» Material to process
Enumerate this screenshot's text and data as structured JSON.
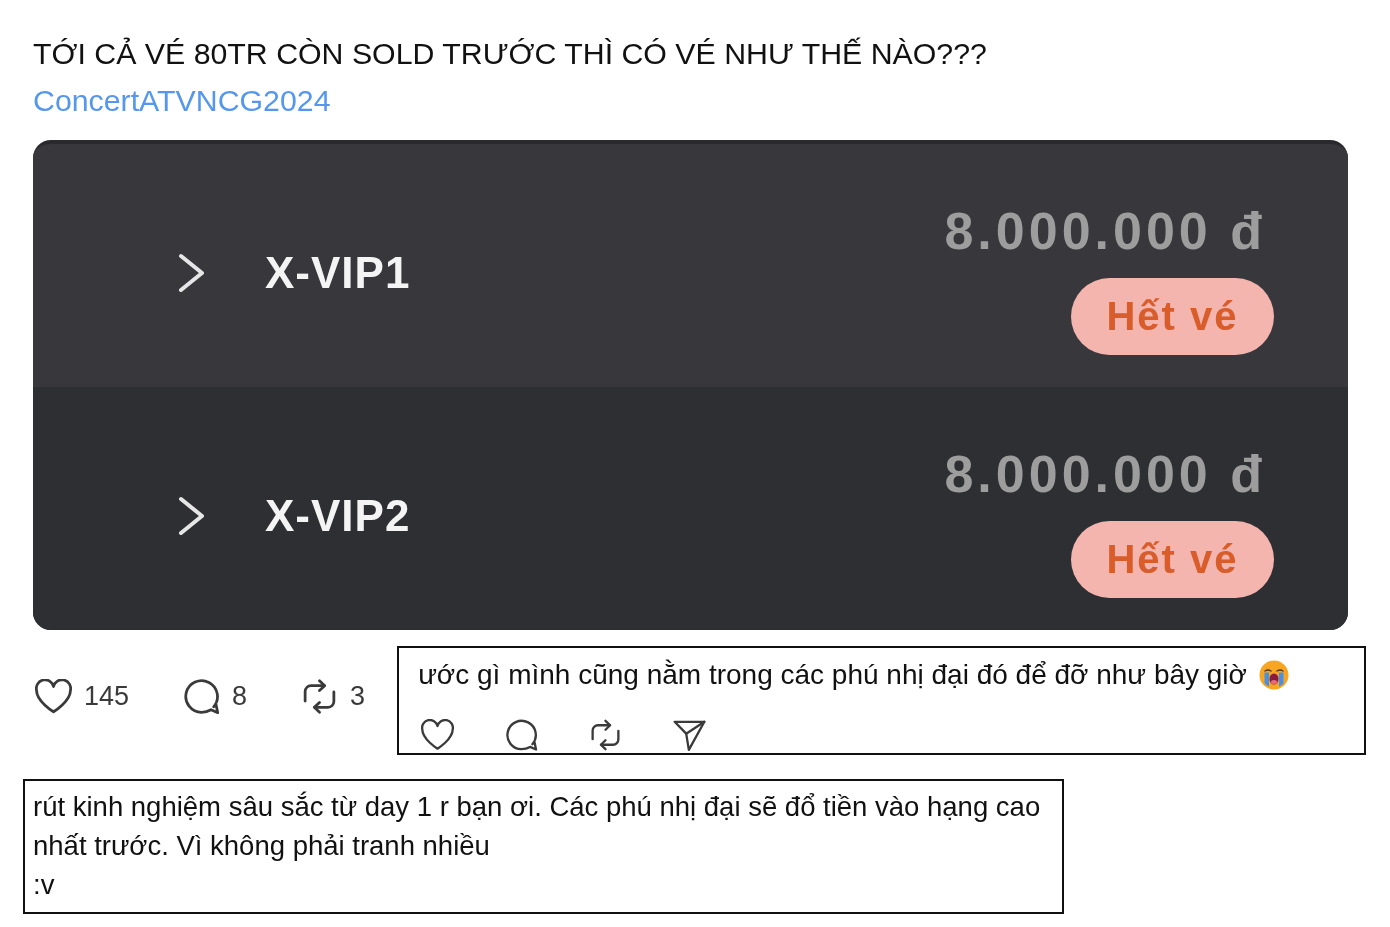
{
  "post": {
    "title": "TỚI CẢ VÉ 80TR CÒN SOLD TRƯỚC THÌ CÓ VÉ NHƯ THẾ NÀO???",
    "hashtag": "ConcertATVNCG2024"
  },
  "tickets": [
    {
      "name": "X-VIP1",
      "price": "8.000.000 đ",
      "status": "Hết vé"
    },
    {
      "name": "X-VIP2",
      "price": "8.000.000 đ",
      "status": "Hết vé"
    }
  ],
  "post_actions": [
    {
      "kind": "like",
      "count": "145"
    },
    {
      "kind": "comment",
      "count": "8"
    },
    {
      "kind": "repost",
      "count": "3"
    }
  ],
  "comments": [
    {
      "kind": "reply",
      "text": "ước gì mình cũng nằm trong các phú nhị đại đó để đỡ như bây giờ",
      "actions": [
        {
          "kind": "like"
        },
        {
          "kind": "comment"
        },
        {
          "kind": "repost"
        },
        {
          "kind": "share"
        }
      ]
    },
    {
      "kind": "note",
      "text": "rút kinh nghiệm sâu sắc từ day 1 r bạn ơi. Các phú nhị đại sẽ đổ tiền vào hạng cao\nnhất trước. Vì không phải tranh nhiều\n:v"
    }
  ]
}
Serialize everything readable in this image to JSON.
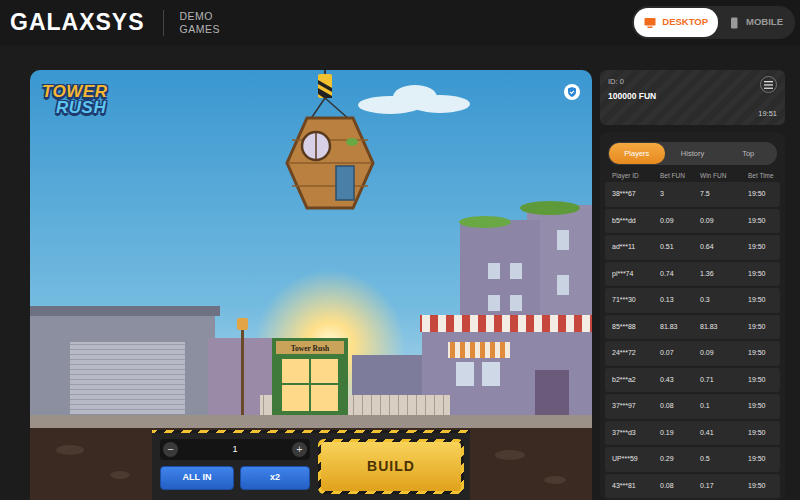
{
  "header": {
    "brand": "GALAXSYS",
    "subtitle": [
      "DEMO",
      "GAMES"
    ],
    "view_toggle": [
      {
        "label": "DESKTOP",
        "selected": true
      },
      {
        "label": "MOBILE",
        "selected": false
      }
    ]
  },
  "game": {
    "logo": [
      "TOWER",
      "RUSH"
    ],
    "shop_sign": "Tower Rush",
    "bet": {
      "minus": "−",
      "value": "1",
      "plus": "+"
    },
    "quick_buttons": [
      "ALL IN",
      "x2"
    ],
    "build_button": "BUILD"
  },
  "account": {
    "id": "ID: 0",
    "balance": "100000 FUN",
    "time": "19:51"
  },
  "bets": {
    "tabs": [
      {
        "label": "Players",
        "selected": true
      },
      {
        "label": "History",
        "selected": false
      },
      {
        "label": "Top",
        "selected": false
      }
    ],
    "columns": [
      "Player ID",
      "Bet FUN",
      "Win FUN",
      "Bet Time"
    ],
    "rows": [
      [
        "38***67",
        "3",
        "7.5",
        "19:50"
      ],
      [
        "b5***dd",
        "0.09",
        "0.09",
        "19:50"
      ],
      [
        "ad***11",
        "0.51",
        "0.64",
        "19:50"
      ],
      [
        "pi***74",
        "0.74",
        "1.36",
        "19:50"
      ],
      [
        "71***30",
        "0.13",
        "0.3",
        "19:50"
      ],
      [
        "85***88",
        "81.83",
        "81.83",
        "19:50"
      ],
      [
        "24***72",
        "0.07",
        "0.09",
        "19:50"
      ],
      [
        "b2***a2",
        "0.43",
        "0.71",
        "19:50"
      ],
      [
        "37***97",
        "0.08",
        "0.1",
        "19:50"
      ],
      [
        "37***d3",
        "0.19",
        "0.41",
        "19:50"
      ],
      [
        "UP***59",
        "0.29",
        "0.5",
        "19:50"
      ],
      [
        "43***81",
        "0.08",
        "0.17",
        "19:50"
      ]
    ]
  }
}
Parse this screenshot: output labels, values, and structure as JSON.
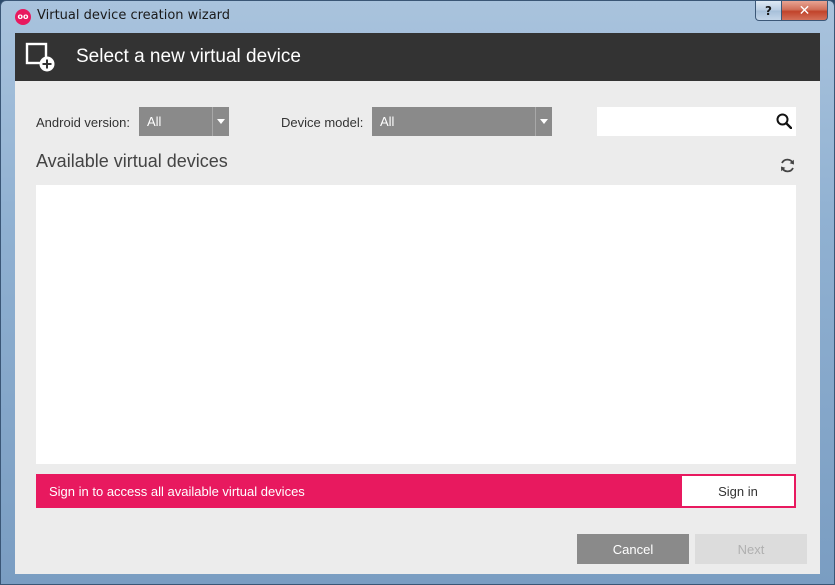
{
  "window": {
    "title": "Virtual device creation wizard",
    "logo_text": "oo",
    "help_label": "?",
    "close_label": "✕"
  },
  "header": {
    "title": "Select a new virtual device",
    "icon": "add-device-icon"
  },
  "filters": {
    "android_version_label": "Android version:",
    "android_version_value": "All",
    "device_model_label": "Device model:",
    "device_model_value": "All",
    "search_value": "",
    "search_icon": "search-icon"
  },
  "devices": {
    "section_title": "Available virtual devices",
    "refresh_icon": "refresh-icon",
    "items": []
  },
  "signin": {
    "message": "Sign in to access all available virtual devices",
    "button_label": "Sign in"
  },
  "footer": {
    "cancel_label": "Cancel",
    "next_label": "Next"
  },
  "colors": {
    "header_bg": "#333333",
    "accent": "#e8195f",
    "combo_bg": "#8a8a8a"
  }
}
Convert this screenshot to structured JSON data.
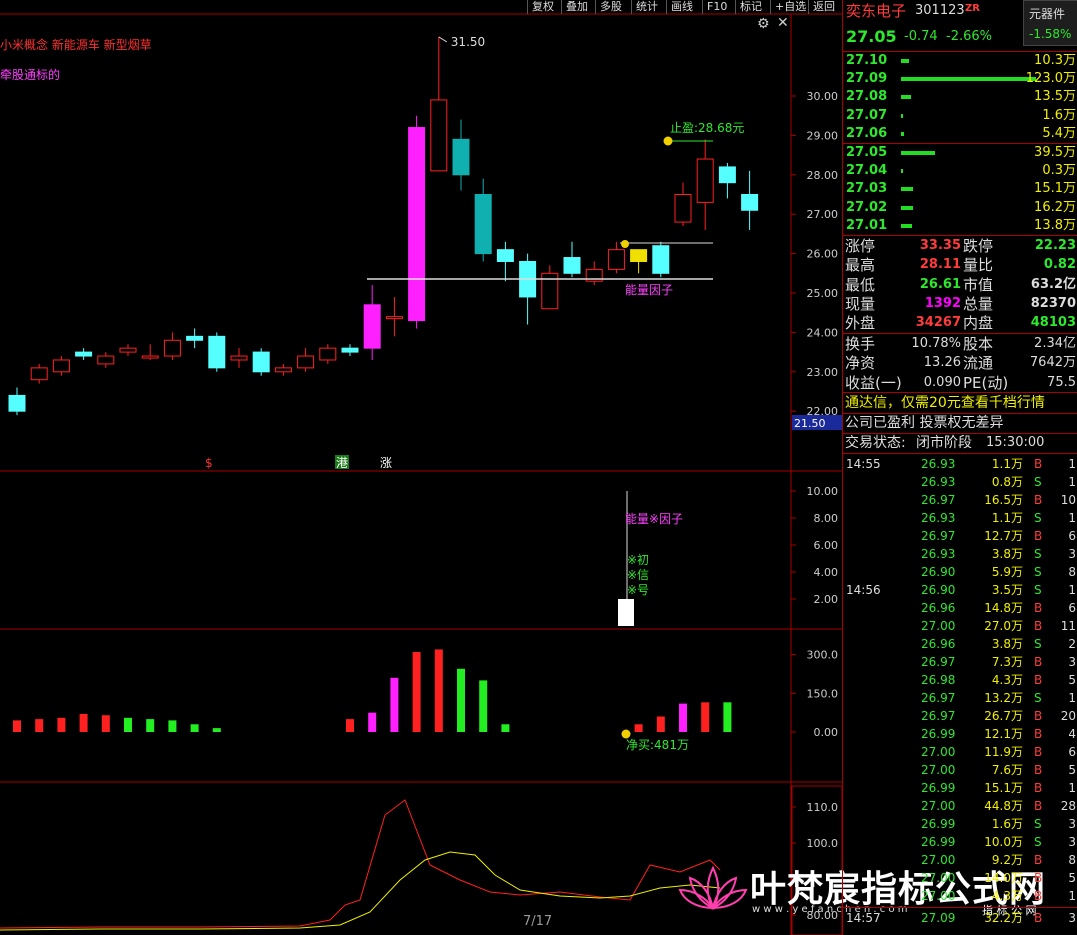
{
  "toolbar": {
    "buttons": [
      "复权",
      "叠加",
      "多股",
      "统计",
      "画线",
      "F10",
      "标记",
      "+自选",
      "返回"
    ]
  },
  "main_chart": {
    "concept_tags": "小米概念 新能源车 新型烟草",
    "indicator_name": "牵股通标的",
    "high_label": "31.50",
    "take_profit_label": "止盈:28.68元",
    "energy_label": "能量因子",
    "price_ticks": [
      "30.00",
      "29.00",
      "28.00",
      "27.00",
      "26.00",
      "25.00",
      "24.00",
      "23.00",
      "22.00"
    ],
    "current_price_tag": "21.50",
    "markers": [
      "$",
      "港",
      "涨"
    ],
    "candles": [
      {
        "o": 22.4,
        "c": 22.0,
        "h": 22.6,
        "l": 21.9
      },
      {
        "o": 22.8,
        "c": 23.1,
        "h": 23.2,
        "l": 22.7
      },
      {
        "o": 23.0,
        "c": 23.3,
        "h": 23.4,
        "l": 22.9
      },
      {
        "o": 23.5,
        "c": 23.4,
        "h": 23.6,
        "l": 23.3
      },
      {
        "o": 23.2,
        "c": 23.4,
        "h": 23.5,
        "l": 23.1
      },
      {
        "o": 23.5,
        "c": 23.6,
        "h": 23.7,
        "l": 23.4
      },
      {
        "o": 23.4,
        "c": 23.4,
        "h": 23.7,
        "l": 23.3
      },
      {
        "o": 23.4,
        "c": 23.8,
        "h": 24.0,
        "l": 23.3
      },
      {
        "o": 23.9,
        "c": 23.8,
        "h": 24.1,
        "l": 23.6
      },
      {
        "o": 23.9,
        "c": 23.1,
        "h": 24.0,
        "l": 23.0
      },
      {
        "o": 23.3,
        "c": 23.4,
        "h": 23.6,
        "l": 23.1
      },
      {
        "o": 23.5,
        "c": 23.0,
        "h": 23.6,
        "l": 22.9
      },
      {
        "o": 23.0,
        "c": 23.1,
        "h": 23.2,
        "l": 22.9
      },
      {
        "o": 23.1,
        "c": 23.4,
        "h": 23.6,
        "l": 23.0
      },
      {
        "o": 23.3,
        "c": 23.6,
        "h": 23.7,
        "l": 23.2
      },
      {
        "o": 23.6,
        "c": 23.5,
        "h": 23.7,
        "l": 23.4
      },
      {
        "o": 23.6,
        "c": 24.7,
        "h": 25.2,
        "l": 23.3
      },
      {
        "o": 24.4,
        "c": 24.4,
        "h": 24.9,
        "l": 23.9
      },
      {
        "o": 24.3,
        "c": 29.2,
        "h": 29.5,
        "l": 24.1
      },
      {
        "o": 28.1,
        "c": 29.9,
        "h": 31.5,
        "l": 28.1
      },
      {
        "o": 28.9,
        "c": 28.0,
        "h": 29.4,
        "l": 27.6
      },
      {
        "o": 27.5,
        "c": 26.0,
        "h": 27.9,
        "l": 25.8
      },
      {
        "o": 26.1,
        "c": 25.8,
        "h": 26.3,
        "l": 25.3
      },
      {
        "o": 25.8,
        "c": 24.9,
        "h": 26.0,
        "l": 24.2
      },
      {
        "o": 24.6,
        "c": 25.5,
        "h": 25.7,
        "l": 24.6
      },
      {
        "o": 25.9,
        "c": 25.5,
        "h": 26.3,
        "l": 25.4
      },
      {
        "o": 25.3,
        "c": 25.6,
        "h": 25.8,
        "l": 25.2
      },
      {
        "o": 25.6,
        "c": 26.1,
        "h": 26.3,
        "l": 25.5
      },
      {
        "o": 26.1,
        "c": 25.8,
        "h": 26.1,
        "l": 25.5
      },
      {
        "o": 26.2,
        "c": 25.5,
        "h": 26.3,
        "l": 25.4
      },
      {
        "o": 26.8,
        "c": 27.5,
        "h": 27.8,
        "l": 26.7
      },
      {
        "o": 27.3,
        "c": 28.4,
        "h": 28.9,
        "l": 26.6
      },
      {
        "o": 28.2,
        "c": 27.8,
        "h": 28.3,
        "l": 27.4
      },
      {
        "o": 27.5,
        "c": 27.1,
        "h": 28.1,
        "l": 26.6
      }
    ]
  },
  "energy_panel": {
    "ticks": [
      "10.00",
      "8.00",
      "6.00",
      "4.00",
      "2.00"
    ],
    "label": "能量※因子",
    "signal_lines": [
      "※初",
      "※信",
      "※号"
    ]
  },
  "flow_panel": {
    "ticks": [
      "300.0",
      "150.0",
      "0.00"
    ],
    "net_buy_label": "净买:481万",
    "bars": [
      {
        "v": 45,
        "c": "#ff2020"
      },
      {
        "v": 50,
        "c": "#ff2020"
      },
      {
        "v": 55,
        "c": "#ff2020"
      },
      {
        "v": 70,
        "c": "#ff2020"
      },
      {
        "v": 65,
        "c": "#ff2020"
      },
      {
        "v": 55,
        "c": "#22ee22"
      },
      {
        "v": 50,
        "c": "#22ee22"
      },
      {
        "v": 45,
        "c": "#22ee22"
      },
      {
        "v": 30,
        "c": "#22ee22"
      },
      {
        "v": 15,
        "c": "#22ee22"
      },
      {
        "v": 0,
        "c": "#000"
      },
      {
        "v": 0,
        "c": "#000"
      },
      {
        "v": 0,
        "c": "#000"
      },
      {
        "v": 0,
        "c": "#000"
      },
      {
        "v": 0,
        "c": "#000"
      },
      {
        "v": 50,
        "c": "#ff2020"
      },
      {
        "v": 75,
        "c": "#ff20ff"
      },
      {
        "v": 210,
        "c": "#ff20ff"
      },
      {
        "v": 310,
        "c": "#ff2020"
      },
      {
        "v": 320,
        "c": "#ff2020"
      },
      {
        "v": 245,
        "c": "#22ee22"
      },
      {
        "v": 200,
        "c": "#22ee22"
      },
      {
        "v": 30,
        "c": "#22ee22"
      },
      {
        "v": 0,
        "c": "#000"
      },
      {
        "v": 0,
        "c": "#000"
      },
      {
        "v": 0,
        "c": "#000"
      },
      {
        "v": 0,
        "c": "#000"
      },
      {
        "v": 0,
        "c": "#000"
      },
      {
        "v": 30,
        "c": "#ff2020"
      },
      {
        "v": 60,
        "c": "#ff2020"
      },
      {
        "v": 110,
        "c": "#ff20ff"
      },
      {
        "v": 115,
        "c": "#ff2020"
      },
      {
        "v": 115,
        "c": "#22ee22"
      }
    ]
  },
  "osc_panel": {
    "ticks": [
      "110.0",
      "100.0",
      "80.00"
    ]
  },
  "page_indicator": "7/17",
  "watermark": {
    "text": "叶梵宸指标公式网",
    "url": "w w w . y e f a n c h e n . c o m",
    "sub": "指 标 公 网"
  },
  "quote": {
    "name": "奕东电子",
    "code": "301123",
    "badge": "ZR",
    "sector": "元器件",
    "sector_pct": "-1.58%",
    "price": "27.05",
    "change": "-0.74",
    "change_pct": "-2.66%",
    "asks": [
      {
        "p": "27.10",
        "v": "10.3万",
        "w": 8
      },
      {
        "p": "27.09",
        "v": "123.0万",
        "w": 135
      },
      {
        "p": "27.08",
        "v": "13.5万",
        "w": 10
      },
      {
        "p": "27.07",
        "v": "1.6万",
        "w": 2
      },
      {
        "p": "27.06",
        "v": "5.4万",
        "w": 3
      }
    ],
    "bids": [
      {
        "p": "27.05",
        "v": "39.5万",
        "w": 34
      },
      {
        "p": "27.04",
        "v": "0.3万",
        "w": 2
      },
      {
        "p": "27.03",
        "v": "15.1万",
        "w": 12
      },
      {
        "p": "27.02",
        "v": "16.2万",
        "w": 12
      },
      {
        "p": "27.01",
        "v": "13.8万",
        "w": 11
      }
    ],
    "stats": [
      {
        "l1": "涨停",
        "v1": "33.35",
        "c1": "red",
        "l2": "跌停",
        "v2": "22.23",
        "c2": "green"
      },
      {
        "l1": "最高",
        "v1": "28.11",
        "c1": "red",
        "l2": "量比",
        "v2": "0.82",
        "c2": "green"
      },
      {
        "l1": "最低",
        "v1": "26.61",
        "c1": "green",
        "l2": "市值",
        "v2": "63.2亿",
        "c2": "white"
      },
      {
        "l1": "现量",
        "v1": "1392",
        "c1": "mag",
        "l2": "总量",
        "v2": "82370",
        "c2": "white"
      },
      {
        "l1": "外盘",
        "v1": "34267",
        "c1": "red",
        "l2": "内盘",
        "v2": "48103",
        "c2": "green"
      }
    ],
    "stats2": [
      {
        "l1": "换手",
        "v1": "10.78%",
        "l2": "股本",
        "v2": "2.34亿"
      },
      {
        "l1": "净资",
        "v1": "13.26",
        "l2": "流通",
        "v2": "7642万"
      },
      {
        "l1": "收益(一)",
        "v1": "0.090",
        "l2": "PE(动)",
        "v2": "75.5"
      }
    ],
    "promo": "通达信，仅需20元查看千档行情",
    "notice": "公司已盈利 投票权无差异",
    "status_label": "交易状态:",
    "status_value": "闭市阶段",
    "status_time": "15:30:00",
    "ticks_1455_time": "14:55",
    "ticks_1455": [
      {
        "p": "26.93",
        "v": "1.1万",
        "s": "B",
        "n": "1"
      },
      {
        "p": "26.93",
        "v": "0.8万",
        "s": "S",
        "n": "1"
      },
      {
        "p": "26.97",
        "v": "16.5万",
        "s": "B",
        "n": "10"
      },
      {
        "p": "26.93",
        "v": "1.1万",
        "s": "S",
        "n": "1"
      },
      {
        "p": "26.97",
        "v": "12.7万",
        "s": "B",
        "n": "6"
      },
      {
        "p": "26.93",
        "v": "3.8万",
        "s": "S",
        "n": "3"
      },
      {
        "p": "26.90",
        "v": "5.9万",
        "s": "S",
        "n": "8"
      }
    ],
    "ticks_1456_time": "14:56",
    "ticks_1456": [
      {
        "p": "26.90",
        "v": "3.5万",
        "s": "S",
        "n": "1"
      },
      {
        "p": "26.96",
        "v": "14.8万",
        "s": "B",
        "n": "6"
      },
      {
        "p": "27.00",
        "v": "27.0万",
        "s": "B",
        "n": "11"
      },
      {
        "p": "26.96",
        "v": "3.8万",
        "s": "S",
        "n": "2"
      },
      {
        "p": "26.97",
        "v": "7.3万",
        "s": "B",
        "n": "3"
      },
      {
        "p": "26.98",
        "v": "4.3万",
        "s": "B",
        "n": "5"
      },
      {
        "p": "26.97",
        "v": "13.2万",
        "s": "S",
        "n": "1"
      },
      {
        "p": "26.97",
        "v": "26.7万",
        "s": "B",
        "n": "20"
      },
      {
        "p": "26.99",
        "v": "12.1万",
        "s": "B",
        "n": "4"
      },
      {
        "p": "27.00",
        "v": "11.9万",
        "s": "B",
        "n": "6"
      },
      {
        "p": "27.00",
        "v": "7.6万",
        "s": "B",
        "n": "5"
      },
      {
        "p": "26.99",
        "v": "15.1万",
        "s": "B",
        "n": "1"
      },
      {
        "p": "27.00",
        "v": "44.8万",
        "s": "B",
        "n": "28"
      },
      {
        "p": "26.99",
        "v": "1.6万",
        "s": "S",
        "n": "3"
      },
      {
        "p": "26.99",
        "v": "10.0万",
        "s": "S",
        "n": "3"
      },
      {
        "p": "27.00",
        "v": "9.2万",
        "s": "B",
        "n": "8"
      },
      {
        "p": "27.00",
        "v": "14.0万",
        "s": "B",
        "n": "5"
      },
      {
        "p": "27.00",
        "v": "4.3万",
        "s": "B",
        "n": "1"
      }
    ],
    "ticks_1457_time": "14:57",
    "ticks_1457": [
      {
        "p": "27.09",
        "v": "32.2万",
        "s": "B",
        "n": "3"
      }
    ]
  }
}
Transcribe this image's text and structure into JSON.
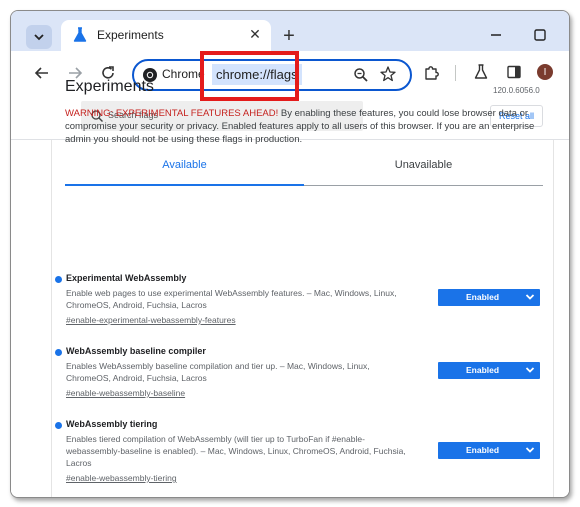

» What the task asks
Select and copy every line of the listing with the word "image".

» Exercise answer
Serialize everything readable in this image to JSON.
Transcribe this image's text and structure into JSON.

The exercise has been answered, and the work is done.